### What to work on:
Restate the records in their entirety, word for word.

### Records shown:
───
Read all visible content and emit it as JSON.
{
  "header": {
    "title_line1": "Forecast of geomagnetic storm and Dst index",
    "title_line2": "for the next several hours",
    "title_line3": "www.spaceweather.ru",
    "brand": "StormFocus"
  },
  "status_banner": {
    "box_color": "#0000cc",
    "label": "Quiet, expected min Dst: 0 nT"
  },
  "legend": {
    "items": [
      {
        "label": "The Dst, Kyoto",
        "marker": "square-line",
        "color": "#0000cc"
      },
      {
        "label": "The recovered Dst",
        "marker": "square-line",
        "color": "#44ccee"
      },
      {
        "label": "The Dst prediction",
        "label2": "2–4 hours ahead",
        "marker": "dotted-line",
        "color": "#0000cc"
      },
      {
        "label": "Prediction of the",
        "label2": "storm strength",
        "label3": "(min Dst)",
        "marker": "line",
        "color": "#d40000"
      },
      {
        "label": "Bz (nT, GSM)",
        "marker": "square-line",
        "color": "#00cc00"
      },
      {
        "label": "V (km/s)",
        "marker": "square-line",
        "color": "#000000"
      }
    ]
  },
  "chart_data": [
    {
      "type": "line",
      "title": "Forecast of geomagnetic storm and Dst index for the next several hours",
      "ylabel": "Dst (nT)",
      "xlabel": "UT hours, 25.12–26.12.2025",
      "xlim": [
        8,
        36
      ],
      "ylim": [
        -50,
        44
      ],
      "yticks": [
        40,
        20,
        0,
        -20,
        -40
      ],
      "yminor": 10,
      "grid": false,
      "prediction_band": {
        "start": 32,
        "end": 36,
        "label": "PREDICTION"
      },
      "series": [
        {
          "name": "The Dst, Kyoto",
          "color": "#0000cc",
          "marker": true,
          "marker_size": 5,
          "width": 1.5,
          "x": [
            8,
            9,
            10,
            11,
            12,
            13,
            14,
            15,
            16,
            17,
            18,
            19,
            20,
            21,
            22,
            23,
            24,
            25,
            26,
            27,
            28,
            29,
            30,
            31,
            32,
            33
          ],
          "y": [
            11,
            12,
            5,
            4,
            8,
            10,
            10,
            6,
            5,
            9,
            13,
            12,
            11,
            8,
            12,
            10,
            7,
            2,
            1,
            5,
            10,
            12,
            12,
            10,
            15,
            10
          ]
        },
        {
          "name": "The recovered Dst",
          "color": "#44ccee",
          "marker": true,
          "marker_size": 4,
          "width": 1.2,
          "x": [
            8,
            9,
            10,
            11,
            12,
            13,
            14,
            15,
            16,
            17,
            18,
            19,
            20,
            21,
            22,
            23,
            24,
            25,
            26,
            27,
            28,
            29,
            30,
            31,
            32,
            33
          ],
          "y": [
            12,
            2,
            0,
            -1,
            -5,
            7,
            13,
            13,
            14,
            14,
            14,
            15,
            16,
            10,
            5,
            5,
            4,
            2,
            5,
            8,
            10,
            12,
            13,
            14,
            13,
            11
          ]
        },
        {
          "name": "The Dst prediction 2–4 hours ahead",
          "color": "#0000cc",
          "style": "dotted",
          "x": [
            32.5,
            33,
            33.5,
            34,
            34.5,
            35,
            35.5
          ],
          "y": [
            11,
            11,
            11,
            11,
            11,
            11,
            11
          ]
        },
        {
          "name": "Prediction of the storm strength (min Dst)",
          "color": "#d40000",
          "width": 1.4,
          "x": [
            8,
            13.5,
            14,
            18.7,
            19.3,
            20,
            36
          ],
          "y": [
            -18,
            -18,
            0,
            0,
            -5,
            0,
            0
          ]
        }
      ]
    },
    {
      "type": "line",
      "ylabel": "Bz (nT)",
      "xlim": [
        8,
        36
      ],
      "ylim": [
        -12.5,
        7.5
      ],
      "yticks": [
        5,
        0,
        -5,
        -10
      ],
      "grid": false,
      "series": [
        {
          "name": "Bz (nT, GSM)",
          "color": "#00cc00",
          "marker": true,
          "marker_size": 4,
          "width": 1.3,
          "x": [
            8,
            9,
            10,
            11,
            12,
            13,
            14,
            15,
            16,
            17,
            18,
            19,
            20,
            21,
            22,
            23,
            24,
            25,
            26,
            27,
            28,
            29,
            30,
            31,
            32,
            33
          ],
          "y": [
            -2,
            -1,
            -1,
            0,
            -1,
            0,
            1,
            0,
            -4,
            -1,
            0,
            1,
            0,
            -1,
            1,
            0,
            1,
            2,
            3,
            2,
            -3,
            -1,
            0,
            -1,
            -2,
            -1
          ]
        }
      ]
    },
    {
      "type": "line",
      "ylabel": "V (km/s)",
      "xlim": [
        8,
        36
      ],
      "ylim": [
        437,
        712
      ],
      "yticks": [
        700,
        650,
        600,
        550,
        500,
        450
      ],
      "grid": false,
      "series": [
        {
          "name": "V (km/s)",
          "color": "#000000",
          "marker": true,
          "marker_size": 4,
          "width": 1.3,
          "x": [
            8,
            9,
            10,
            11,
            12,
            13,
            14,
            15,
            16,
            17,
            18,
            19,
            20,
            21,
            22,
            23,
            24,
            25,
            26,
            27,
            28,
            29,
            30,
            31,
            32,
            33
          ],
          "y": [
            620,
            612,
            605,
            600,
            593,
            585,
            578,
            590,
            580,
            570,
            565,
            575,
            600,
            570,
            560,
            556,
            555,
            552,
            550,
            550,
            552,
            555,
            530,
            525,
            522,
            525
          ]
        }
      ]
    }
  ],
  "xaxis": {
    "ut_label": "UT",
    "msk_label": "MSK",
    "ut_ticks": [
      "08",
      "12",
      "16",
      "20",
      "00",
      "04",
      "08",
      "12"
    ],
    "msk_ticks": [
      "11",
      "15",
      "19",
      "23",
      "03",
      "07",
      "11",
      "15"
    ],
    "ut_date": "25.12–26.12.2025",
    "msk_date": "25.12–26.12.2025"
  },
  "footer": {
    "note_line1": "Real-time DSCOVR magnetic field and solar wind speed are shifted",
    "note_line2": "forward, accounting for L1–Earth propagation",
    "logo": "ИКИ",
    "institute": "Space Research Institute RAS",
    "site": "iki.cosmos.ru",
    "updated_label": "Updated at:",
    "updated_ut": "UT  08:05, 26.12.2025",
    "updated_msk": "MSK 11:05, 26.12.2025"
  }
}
───
### Finished answer:
Read all visible content and emit it as JSON.
{
  "header": {
    "title_line1": "Forecast of geomagnetic storm and Dst index",
    "title_line2": "for the next several hours",
    "title_line3": "www.spaceweather.ru",
    "brand": "StormFocus"
  },
  "status_banner": {
    "box_color": "#0000cc",
    "label": "Quiet, expected min Dst: 0 nT"
  },
  "legend": {
    "items": [
      {
        "label": "The Dst, Kyoto",
        "marker": "square-line",
        "color": "#0000cc"
      },
      {
        "label": "The recovered Dst",
        "marker": "square-line",
        "color": "#44ccee"
      },
      {
        "label": "The Dst prediction",
        "label2": "2–4 hours ahead",
        "marker": "dotted-line",
        "color": "#0000cc"
      },
      {
        "label": "Prediction of the",
        "label2": "storm strength",
        "label3": "(min Dst)",
        "marker": "line",
        "color": "#d40000"
      },
      {
        "label": "Bz (nT, GSM)",
        "marker": "square-line",
        "color": "#00cc00"
      },
      {
        "label": "V (km/s)",
        "marker": "square-line",
        "color": "#000000"
      }
    ]
  },
  "chart_data": [
    {
      "type": "line",
      "title": "Forecast of geomagnetic storm and Dst index for the next several hours",
      "ylabel": "Dst (nT)",
      "xlabel": "UT hours, 25.12–26.12.2025",
      "xlim": [
        8,
        36
      ],
      "ylim": [
        -50,
        44
      ],
      "yticks": [
        40,
        20,
        0,
        -20,
        -40
      ],
      "yminor": 10,
      "grid": false,
      "prediction_band": {
        "start": 32,
        "end": 36,
        "label": "PREDICTION"
      },
      "series": [
        {
          "name": "The Dst, Kyoto",
          "color": "#0000cc",
          "marker": true,
          "marker_size": 5,
          "width": 1.5,
          "x": [
            8,
            9,
            10,
            11,
            12,
            13,
            14,
            15,
            16,
            17,
            18,
            19,
            20,
            21,
            22,
            23,
            24,
            25,
            26,
            27,
            28,
            29,
            30,
            31,
            32,
            33
          ],
          "y": [
            11,
            12,
            5,
            4,
            8,
            10,
            10,
            6,
            5,
            9,
            13,
            12,
            11,
            8,
            12,
            10,
            7,
            2,
            1,
            5,
            10,
            12,
            12,
            10,
            15,
            10
          ]
        },
        {
          "name": "The recovered Dst",
          "color": "#44ccee",
          "marker": true,
          "marker_size": 4,
          "width": 1.2,
          "x": [
            8,
            9,
            10,
            11,
            12,
            13,
            14,
            15,
            16,
            17,
            18,
            19,
            20,
            21,
            22,
            23,
            24,
            25,
            26,
            27,
            28,
            29,
            30,
            31,
            32,
            33
          ],
          "y": [
            12,
            2,
            0,
            -1,
            -5,
            7,
            13,
            13,
            14,
            14,
            14,
            15,
            16,
            10,
            5,
            5,
            4,
            2,
            5,
            8,
            10,
            12,
            13,
            14,
            13,
            11
          ]
        },
        {
          "name": "The Dst prediction 2–4 hours ahead",
          "color": "#0000cc",
          "style": "dotted",
          "x": [
            32.5,
            33,
            33.5,
            34,
            34.5,
            35,
            35.5
          ],
          "y": [
            11,
            11,
            11,
            11,
            11,
            11,
            11
          ]
        },
        {
          "name": "Prediction of the storm strength (min Dst)",
          "color": "#d40000",
          "width": 1.4,
          "x": [
            8,
            13.5,
            14,
            18.7,
            19.3,
            20,
            36
          ],
          "y": [
            -18,
            -18,
            0,
            0,
            -5,
            0,
            0
          ]
        }
      ]
    },
    {
      "type": "line",
      "ylabel": "Bz (nT)",
      "xlim": [
        8,
        36
      ],
      "ylim": [
        -12.5,
        7.5
      ],
      "yticks": [
        5,
        0,
        -5,
        -10
      ],
      "grid": false,
      "series": [
        {
          "name": "Bz (nT, GSM)",
          "color": "#00cc00",
          "marker": true,
          "marker_size": 4,
          "width": 1.3,
          "x": [
            8,
            9,
            10,
            11,
            12,
            13,
            14,
            15,
            16,
            17,
            18,
            19,
            20,
            21,
            22,
            23,
            24,
            25,
            26,
            27,
            28,
            29,
            30,
            31,
            32,
            33
          ],
          "y": [
            -2,
            -1,
            -1,
            0,
            -1,
            0,
            1,
            0,
            -4,
            -1,
            0,
            1,
            0,
            -1,
            1,
            0,
            1,
            2,
            3,
            2,
            -3,
            -1,
            0,
            -1,
            -2,
            -1
          ]
        }
      ]
    },
    {
      "type": "line",
      "ylabel": "V (km/s)",
      "xlim": [
        8,
        36
      ],
      "ylim": [
        437,
        712
      ],
      "yticks": [
        700,
        650,
        600,
        550,
        500,
        450
      ],
      "grid": false,
      "series": [
        {
          "name": "V (km/s)",
          "color": "#000000",
          "marker": true,
          "marker_size": 4,
          "width": 1.3,
          "x": [
            8,
            9,
            10,
            11,
            12,
            13,
            14,
            15,
            16,
            17,
            18,
            19,
            20,
            21,
            22,
            23,
            24,
            25,
            26,
            27,
            28,
            29,
            30,
            31,
            32,
            33
          ],
          "y": [
            620,
            612,
            605,
            600,
            593,
            585,
            578,
            590,
            580,
            570,
            565,
            575,
            600,
            570,
            560,
            556,
            555,
            552,
            550,
            550,
            552,
            555,
            530,
            525,
            522,
            525
          ]
        }
      ]
    }
  ],
  "xaxis": {
    "ut_label": "UT",
    "msk_label": "MSK",
    "ut_ticks": [
      "08",
      "12",
      "16",
      "20",
      "00",
      "04",
      "08",
      "12"
    ],
    "msk_ticks": [
      "11",
      "15",
      "19",
      "23",
      "03",
      "07",
      "11",
      "15"
    ],
    "ut_date": "25.12–26.12.2025",
    "msk_date": "25.12–26.12.2025"
  },
  "footer": {
    "note_line1": "Real-time DSCOVR magnetic field and solar wind speed are shifted",
    "note_line2": "forward, accounting for L1–Earth propagation",
    "logo": "ИКИ",
    "institute": "Space Research Institute RAS",
    "site": "iki.cosmos.ru",
    "updated_label": "Updated at:",
    "updated_ut": "UT  08:05, 26.12.2025",
    "updated_msk": "MSK 11:05, 26.12.2025"
  }
}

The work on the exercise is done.